▸ **Short exercise**
From the material below, list every line containing "diversi".
== Dataset rows ==
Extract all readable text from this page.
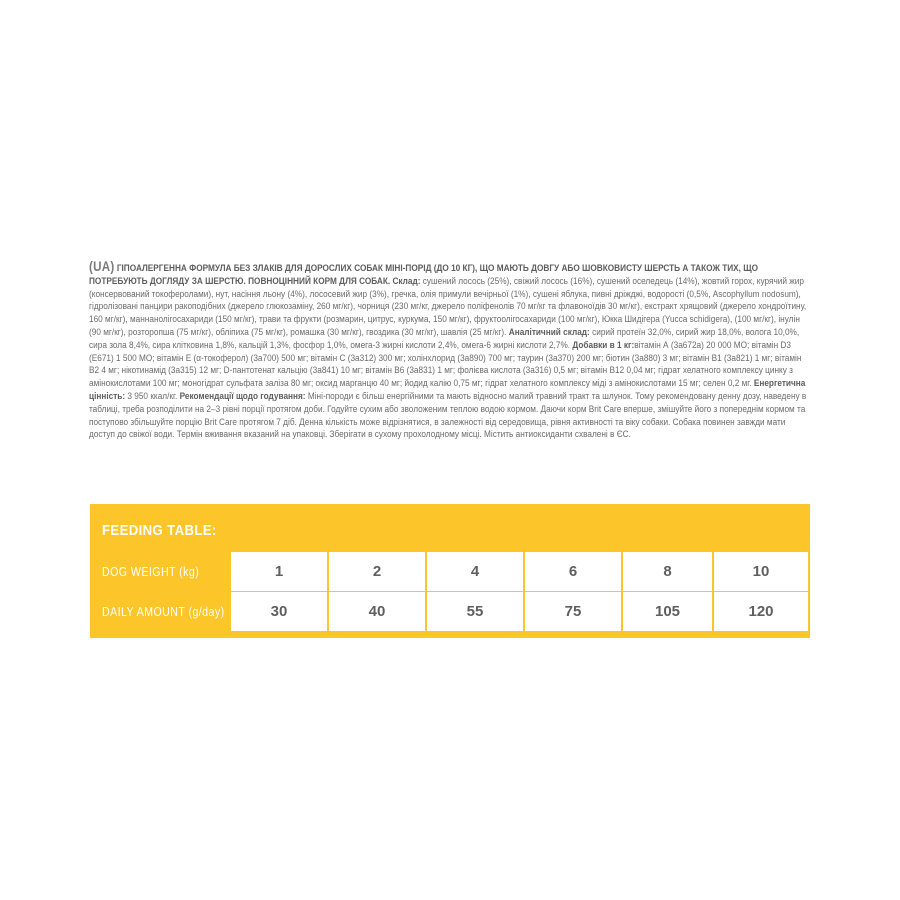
(UA) ГІПОАЛЕРГЕННА ФОРМУЛА БЕЗ ЗЛАКІВ ДЛЯ ДОРОСЛИХ СОБАК МІНІ-ПОРІД (ДО 10 КГ), ЩО МАЮТЬ ДОВГУ АБО ШОВКОВИСТУ ШЕРСТЬ А ТАКОЖ ТИХ, ЩО ПОТРЕБУЮТЬ ДОГЛЯДУ ЗА ШЕРСТЮ. ПОВНОЦІННИЙ КОРМ ДЛЯ СОБАК. Склад: сушений лосось (25%), свіжий лосось (16%), сушений оселедець (14%), жовтий горох, курячий жир (консервований токоферолами), нут, насіння льону (4%), лососевий жир (3%), гречка, олія примули вечірньої (1%), сушені яблука, пивні дріжджі, водорості (0,5%, Ascophyllum nodosum), гідролізовані панцири ракоподібних (джерело глюкозаміну, 260 мг/кг), чорниця (230 мг/кг, джерело поліфенолів 70 мг/кг та флавоноїдів 30 мг/кг), екстракт хрящовий (джерело хондроїтину, 160 мг/кг), маннанолігосахариди (150 мг/кг), трави та фрукти (розмарин, цитрус, куркума, 150 мг/кг), фруктоолігосахариди (100 мг/кг), Юкка Шидігера (Yucca schidigera), (100 мг/кг), інулін (90 мг/кг), розторопша (75 мг/кг), обліпиха (75 мг/кг), ромашка (30 мг/кг), гвоздика (30 мг/кг), шавлія (25 мг/кг). Аналітичний склад: сирий протеїн 32,0%, сирий жир 18,0%, волога 10,0%, сира зола 8,4%, сира клітковина 1,8%, кальцій 1,3%, фосфор 1,0%, омега-3 жирні кислоти 2,4%, омега-6 жирні кислоти 2,7%. Добавки в 1 кг:вітамін А (3a672a) 20 000 МО; вітамін D3 (E671) 1 500 МО; вітамін Е (α-токоферол) (3a700) 500 мг; вітамін С (3a312) 300 мг; холінхлорид (3a890) 700 мг; таурин (3a370) 200 мг; біотин (3a880) 3 мг; вітамін В1 (3a821) 1 мг; вітамін В2 4 мг; нікотинамід (3a315) 12 мг; D-пантотенат кальцію (3a841) 10 мг; вітамін В6 (3a831) 1 мг; фолієва кислота (3a316) 0,5 мг; вітамін В12 0,04 мг; гідрат хелатного комплексу цинку з амінокислотами 100 мг; моногідрат сульфата заліза 80 мг; оксид марганцю 40 мг; йодид калію 0,75 мг; гідрат хелатного комплексу міді з амінокислотами 15 мг; селен 0,2 мг. Енергетична цінність: 3 950 ккал/кг. Рекомендації щодо годування: Міні-породи є більш енергійними та мають відносно малий травний тракт та шлунок. Тому рекомендовану денну дозу, наведену в таблиці, треба розподілити на 2–3 рівні порції протягом доби. Годуйте сухим або зволоженим теплою водою кормом. Даючи корм Brit Care вперше, змішуйте його з попереднім кормом та поступово збільшуйте порцію Brit Care протягом 7 діб. Денна кількість може відрізнятися, в залежності від середовища, рівня активності та віку собаки. Собака повинен завжди мати доступ до свіжої води. Термін вживання вказаний на упаковці. Зберігати в сухому прохолодному місці. Містить антиоксиданти схвалені в ЄС.
FEEDING TABLE:
DOG WEIGHT (kg)	1	2	4	6	8	10
DAILY AMOUNT (g/day)	30	40	55	75	105	120
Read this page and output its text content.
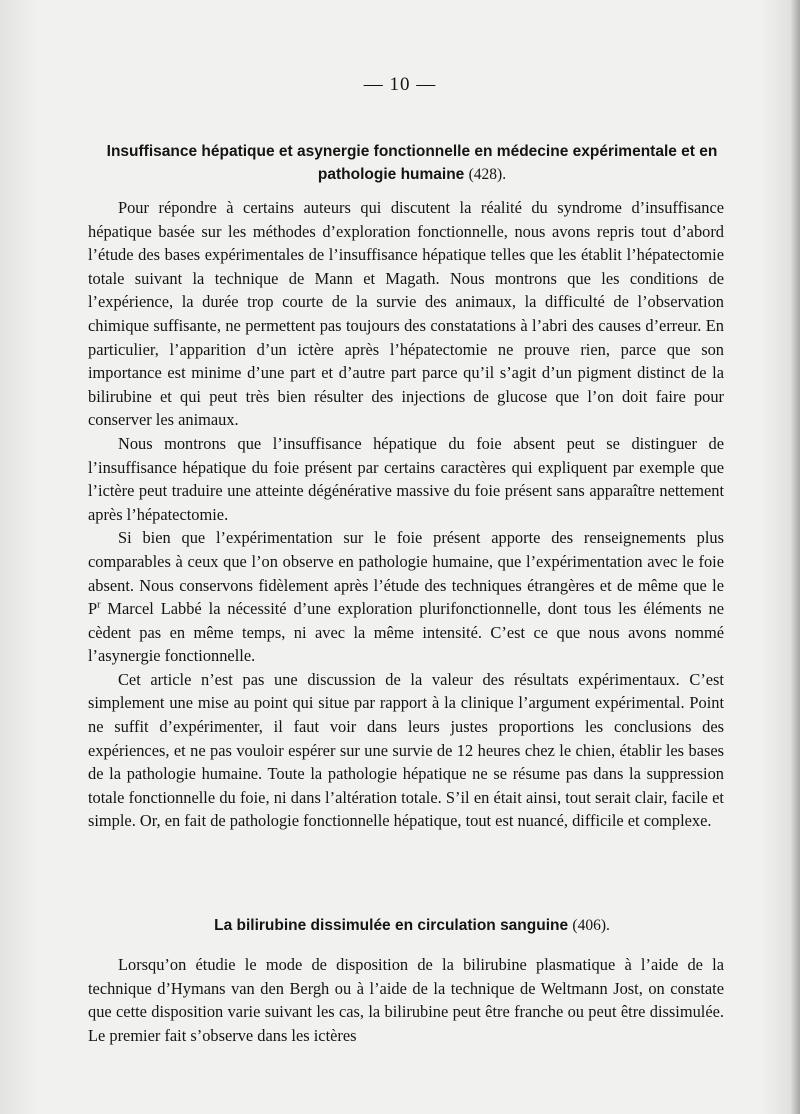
— 10 —
Insuffisance hépatique et asynergie fonctionnelle en médecine expérimentale et en pathologie humaine (428).

Pour répondre à certains auteurs qui discutent la réalité du syndrome d’insuffisance hépatique basée sur les méthodes d’exploration fonctionnelle, nous avons repris tout d’abord l’étude des bases expérimentales de l’insuffisance hépatique telles que les établit l’hépatectomie totale suivant la technique de Mann et Magath. Nous montrons que les conditions de l’expérience, la durée trop courte de la survie des animaux, la difficulté de l’observation chimique suffisante, ne permettent pas toujours des constatations à l’abri des causes d’erreur. En particulier, l’apparition d’un ictère après l’hépatectomie ne prouve rien, parce que son importance est minime d’une part et d’autre part parce qu’il s’agit d’un pigment distinct de la bilirubine et qui peut très bien résulter des injections de glucose que l’on doit faire pour conserver les animaux.

Nous montrons que l’insuffisance hépatique du foie absent peut se distinguer de l’insuffisance hépatique du foie présent par certains caractères qui expliquent par exemple que l’ictère peut traduire une atteinte dégénérative massive du foie présent sans apparaître nettement après l’hépatectomie.

Si bien que l’expérimentation sur le foie présent apporte des renseignements plus comparables à ceux que l’on observe en pathologie humaine, que l’expérimentation avec le foie absent. Nous conservons fidèlement après l’étude des techniques étrangères et de même que le $P^r$ Marcel Labbé la nécessité d’une exploration plurifonctionnelle, dont tous les éléments ne cèdent pas en même temps, ni avec la même intensité. C’est ce que nous avons nommé l’asynergie fonctionnelle.

Cet article n’est pas une discussion de la valeur des résultats expérimentaux. C’est simplement une mise au point qui situe par rapport à la clinique l’argument expérimental. Point ne suffit d’expérimenter, il faut voir dans leurs justes proportions les conclusions des expériences, et ne pas vouloir espérer sur une survie de 12 heures chez le chien, établir les bases de la pathologie humaine. Toute la pathologie hépatique ne se résume pas dans la suppression totale fonctionnelle du foie, ni dans l’altération totale. S’il en était ainsi, tout serait clair, facile et simple. Or, en fait de pathologie fonctionnelle hépatique, tout est nuancé, difficile et complexe.

La bilirubine dissimulée en circulation sanguine (406).

Lorsqu’on étudie le mode de disposition de la bilirubine plasmatique à l’aide de la technique d’Hymans van den Bergh ou à l’aide de la technique de Weltmann Jost, on constate que cette disposition varie suivant les cas, la bilirubine peut être franche ou peut être dissimulée. Le premier fait s’observe dans les ictères
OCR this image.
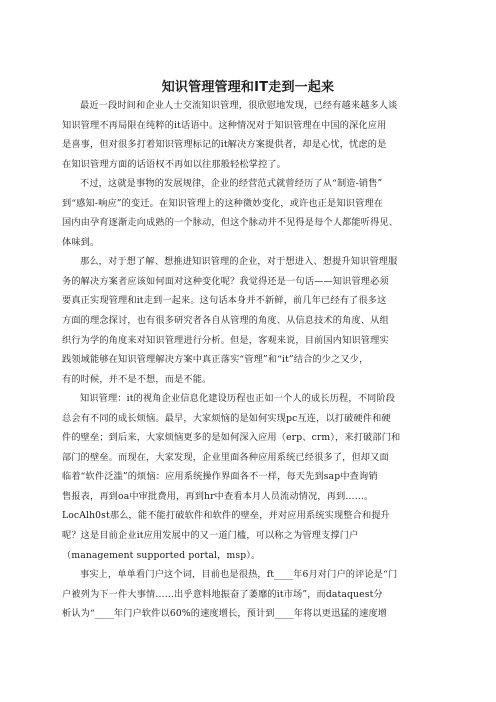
知识管理管理和IT走到一起来
最近一段时间和企业人士交流知识管理，很欣慰地发现，已经有越来越多人谈
知识管理不再局限在纯粹的it话语中。这种情况对于知识管理在中国的深化应用
是喜事，但对很多打着知识管理标记的it解决方案提供者，却是心忧，忧虑的是
在知识管理方面的话语权不再如以往那般轻松掌控了。
不过，这就是事物的发展规律，企业的经营范式就曾经历了从“制造-销售”
到“感知-响应”的变迁。在知识管理上的这种微妙变化，或许也正是知识管理在
国内由孕育逐渐走向成熟的一个脉动，但这个脉动并不见得是每个人都能听得见、
体味到。
那么，对于想了解、想推进知识管理的企业，对于想进入、想提升知识管理服
务的解决方案者应该如何面对这种变化呢？我觉得还是一句话——知识管理必须
要真正实现管理和it走到一起来。这句话本身并不新鲜，前几年已经有了很多这
方面的理念探讨，也有很多研究者各自从管理的角度、从信息技术的角度、从组
织行为学的角度来对知识管理进行分析。但是，客观来说，目前国内知识管理实
践领域能够在知识管理解决方案中真正落实“管理”和“it”结合的少之又少，
有的时候，并不是不想，而是不能。
知识管理：it的视角企业信息化建设历程也正如一个人的成长历程，不同阶段
总会有不同的成长烦恼。最早，大家烦恼的是如何实现pc互连，以打破硬件和硬
件的壁垒；到后来，大家烦恼更多的是如何深入应用（erp、crm），来打破部门和
部门的壁垒。而现在，大家发现，企业里面各种应用系统已经很多了，但却又面
临着“软件泛滥”的烦恼：应用系统操作界面各不一样，每天先到sap中查询销
售报表，再到oa中审批费用，再到hr中查看本月人员流动情况，再到……。
LocAlh0st那么，能不能打破软件和软件的壁垒，并对应用系统实现整合和提升
呢？这是目前企业it应用发展中的又一道门槛，可以称之为管理支撑门户
（management supported portal，msp）。
事实上，单单看门户这个词，目前也是很热，ft____年6月对门户的评论是“门
户被列为下一件大事情……出乎意料地振奋了萎靡的it市场”，而dataquest分
析认为“____年门户软件以60%的速度增长，预计到____年将以更迅猛的速度增
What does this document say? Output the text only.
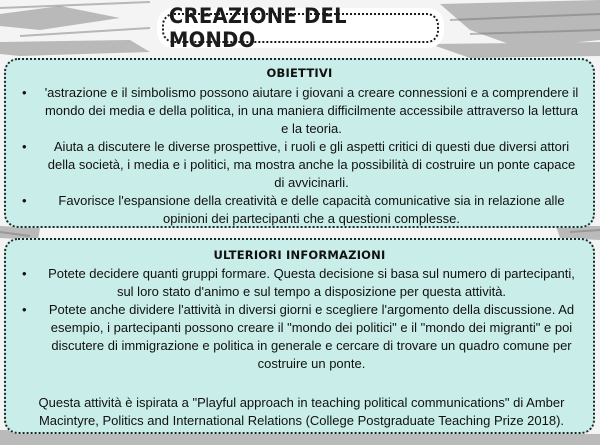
CREAZIONE DEL MONDO
OBIETTIVI
• 'astrazione e il simbolismo possono aiutare i giovani a creare connessioni e a comprendere il mondo dei media e della politica, in una maniera difficilmente accessibile attraverso la lettura e la teoria.
• Aiuta a discutere le diverse prospettive, i ruoli e gli aspetti critici di questi due diversi attori della società, i media e i politici, ma mostra anche la possibilità di costruire un ponte capace di avvicinarli.
• Favorisce l'espansione della creatività e delle capacità comunicative sia in relazione alle opinioni dei partecipanti che a questioni complesse.
ULTERIORI INFORMAZIONI
• Potete decidere quanti gruppi formare. Questa decisione si basa sul numero di partecipanti, sul loro stato d'animo e sul tempo a disposizione per questa attività.
• Potete anche dividere l'attività in diversi giorni e scegliere l'argomento della discussione. Ad esempio, i partecipanti possono creare il "mondo dei politici" e il "mondo dei migranti" e poi discutere di immigrazione e politica in generale e cercare di trovare un quadro comune per costruire un ponte.
Questa attività è ispirata a "Playful approach in teaching political communications" di Amber Macintyre, Politics and International Relations (College Postgraduate Teaching Prize 2018).
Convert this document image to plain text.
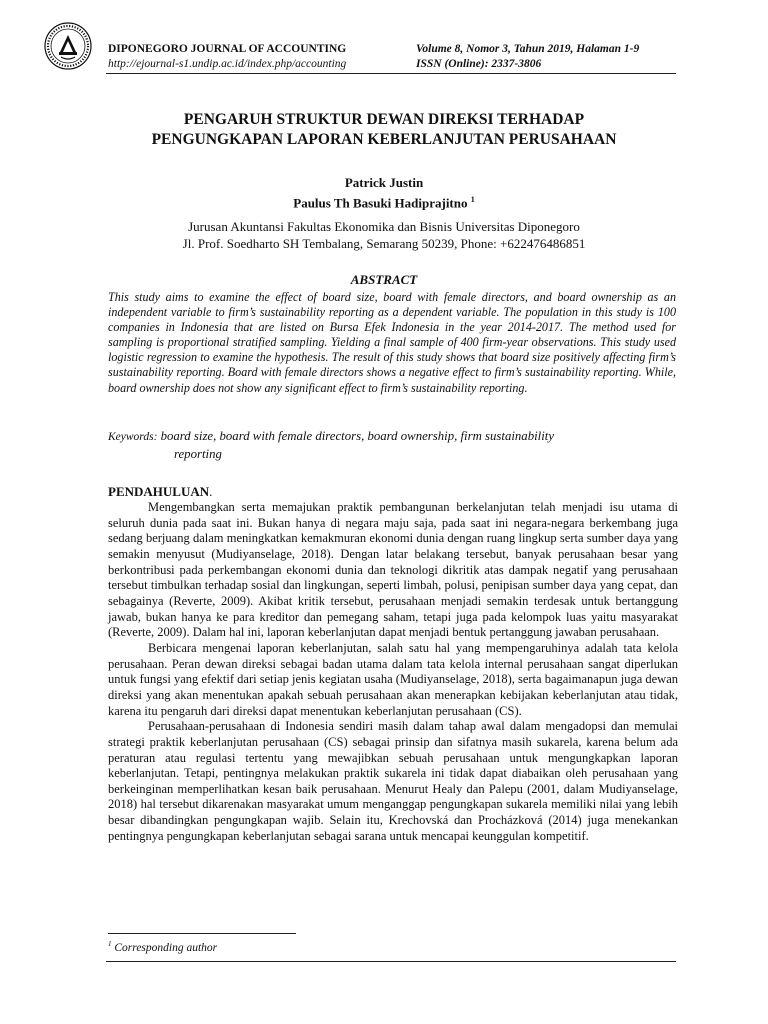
DIPONEGORO JOURNAL OF ACCOUNTING
http://ejournal-s1.undip.ac.id/index.php/accounting
Volume 8, Nomor 3, Tahun 2019, Halaman 1-9
ISSN (Online): 2337-3806
PENGARUH STRUKTUR DEWAN DIREKSI TERHADAP
PENGUNGKAPAN LAPORAN KEBERLANJUTAN PERUSAHAAN
Patrick Justin
Paulus Th Basuki Hadiprajitno $^1$
Jurusan Akuntansi Fakultas Ekonomika dan Bisnis Universitas Diponegoro
Jl. Prof. Soedharto SH Tembalang, Semarang 50239, Phone: +622476486851
ABSTRACT
This study aims to examine the effect of board size, board with female directors, and board ownership as an independent variable to firm’s sustainability reporting as a dependent variable. The population in this study is 100 companies in Indonesia that are listed on Bursa Efek Indonesia in the year 2014-2017. The method used for sampling is proportional stratified sampling. Yielding a final sample of 400 firm-year observations. This study used logistic regression to examine the hypothesis. The result of this study shows that board size positively affecting firm’s sustainability reporting. Board with female directors shows a negative effect to firm’s sustainability reporting. While, board ownership does not show any significant effect to firm’s sustainability reporting.
Keywords: board size, board with female directors, board ownership, firm sustainability
reporting
PENDAHULUAN.

Mengembangkan serta memajukan praktik pembangunan berkelanjutan telah menjadi isu utama di seluruh dunia pada saat ini. Bukan hanya di negara maju saja, pada saat ini negara-negara berkembang juga sedang berjuang dalam meningkatkan kemakmuran ekonomi dunia dengan ruang lingkup serta sumber daya yang semakin menyusut (Mudiyanselage, 2018). Dengan latar belakang tersebut, banyak perusahaan besar yang berkontribusi pada perkembangan ekonomi dunia dan teknologi dikritik atas dampak negatif yang perusahaan tersebut timbulkan terhadap sosial dan lingkungan, seperti limbah, polusi, penipisan sumber daya yang cepat, dan sebagainya (Reverte, 2009). Akibat kritik tersebut, perusahaan menjadi semakin terdesak untuk bertanggung jawab, bukan hanya ke para kreditor dan pemegang saham, tetapi juga pada kelompok luas yaitu masyarakat (Reverte, 2009). Dalam hal ini, laporan keberlanjutan dapat menjadi bentuk pertanggung jawaban perusahaan.

Berbicara mengenai laporan keberlanjutan, salah satu hal yang mempengaruhinya adalah tata kelola perusahaan. Peran dewan direksi sebagai badan utama dalam tata kelola internal perusahaan sangat diperlukan untuk fungsi yang efektif dari setiap jenis kegiatan usaha (Mudiyanselage, 2018), serta bagaimanapun juga dewan direksi yang akan menentukan apakah sebuah perusahaan akan menerapkan kebijakan keberlanjutan atau tidak, karena itu pengaruh dari direksi dapat menentukan keberlanjutan perusahaan (CS).

Perusahaan-perusahaan di Indonesia sendiri masih dalam tahap awal dalam mengadopsi dan memulai strategi praktik keberlanjutan perusahaan (CS) sebagai prinsip dan sifatnya masih sukarela, karena belum ada peraturan atau regulasi tertentu yang mewajibkan sebuah perusahaan untuk mengungkapkan laporan keberlanjutan. Tetapi, pentingnya melakukan praktik sukarela ini tidak dapat diabaikan oleh perusahaan yang berkeinginan memperlihatkan kesan baik perusahaan. Menurut Healy dan Palepu (2001, dalam Mudiyanselage, 2018) hal tersebut dikarenakan masyarakat umum menganggap pengungkapan sukarela memiliki nilai yang lebih besar dibandingkan pengungkapan wajib. Selain itu, Krechovská dan Procházková (2014) juga menekankan pentingnya pengungkapan keberlanjutan sebagai sarana untuk mencapai keunggulan kompetitif.

$^1$ Corresponding author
===
▸ **Problem solution**
• Aiuta a discutere le diverse prospettive, i ruoli e gli aspetti critici di questi due diversi attori della società, i media e i politici, ma mostra anche la possibilità di costruire un ponte capace di avvicinarli.
• Potete anche dividere l'attività in diversi giorni e scegliere l'argomento della discussione. Ad esempio, i partecipanti possono creare il "mondo dei politici" e il "mondo dei migranti" e poi discutere di immigrazione e politica in generale e cercare di trovare un quadro comune per costruire un ponte.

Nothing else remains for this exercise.